━━ Records for the exercise
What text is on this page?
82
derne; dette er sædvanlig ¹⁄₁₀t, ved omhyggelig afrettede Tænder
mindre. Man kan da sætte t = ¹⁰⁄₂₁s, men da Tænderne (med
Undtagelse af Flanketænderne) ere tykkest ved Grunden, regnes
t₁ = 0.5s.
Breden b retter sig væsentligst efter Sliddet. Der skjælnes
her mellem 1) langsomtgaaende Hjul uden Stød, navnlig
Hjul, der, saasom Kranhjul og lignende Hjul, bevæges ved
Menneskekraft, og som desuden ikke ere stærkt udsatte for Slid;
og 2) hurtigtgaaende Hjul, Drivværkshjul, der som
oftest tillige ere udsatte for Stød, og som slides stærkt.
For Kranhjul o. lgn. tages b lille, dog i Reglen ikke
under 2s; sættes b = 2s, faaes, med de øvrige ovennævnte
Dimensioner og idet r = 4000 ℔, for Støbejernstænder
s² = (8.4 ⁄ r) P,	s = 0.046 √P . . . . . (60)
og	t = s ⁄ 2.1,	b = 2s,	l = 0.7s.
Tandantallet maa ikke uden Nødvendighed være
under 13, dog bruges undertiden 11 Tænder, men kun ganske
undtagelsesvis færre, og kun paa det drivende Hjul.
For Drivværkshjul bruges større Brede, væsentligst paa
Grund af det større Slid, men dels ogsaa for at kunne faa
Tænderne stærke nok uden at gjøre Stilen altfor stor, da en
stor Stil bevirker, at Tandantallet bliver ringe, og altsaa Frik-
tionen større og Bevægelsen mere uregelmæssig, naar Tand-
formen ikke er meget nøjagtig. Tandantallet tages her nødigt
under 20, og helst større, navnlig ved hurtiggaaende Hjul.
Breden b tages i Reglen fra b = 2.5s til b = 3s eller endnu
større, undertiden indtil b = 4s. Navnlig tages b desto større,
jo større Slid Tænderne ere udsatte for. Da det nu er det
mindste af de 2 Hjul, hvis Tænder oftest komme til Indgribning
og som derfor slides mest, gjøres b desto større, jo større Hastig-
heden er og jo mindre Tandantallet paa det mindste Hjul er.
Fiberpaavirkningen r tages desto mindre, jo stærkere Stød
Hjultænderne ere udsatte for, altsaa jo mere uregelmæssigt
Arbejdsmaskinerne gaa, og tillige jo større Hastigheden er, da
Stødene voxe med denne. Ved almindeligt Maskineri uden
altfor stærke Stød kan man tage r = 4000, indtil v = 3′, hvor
━━━━
Short problem: Pick out all lines from the data above in which the word "Tandantallet" appears.

The answer:
Tandantallet maa ikke uden Nødvendighed være
stor Stil bevirker, at Tandantallet bliver ringe, og altsaa Frik-
formen ikke er meget nøjagtig. Tandantallet tages her nødigt
heden er og jo mindre Tandantallet paa det mindste Hjul er.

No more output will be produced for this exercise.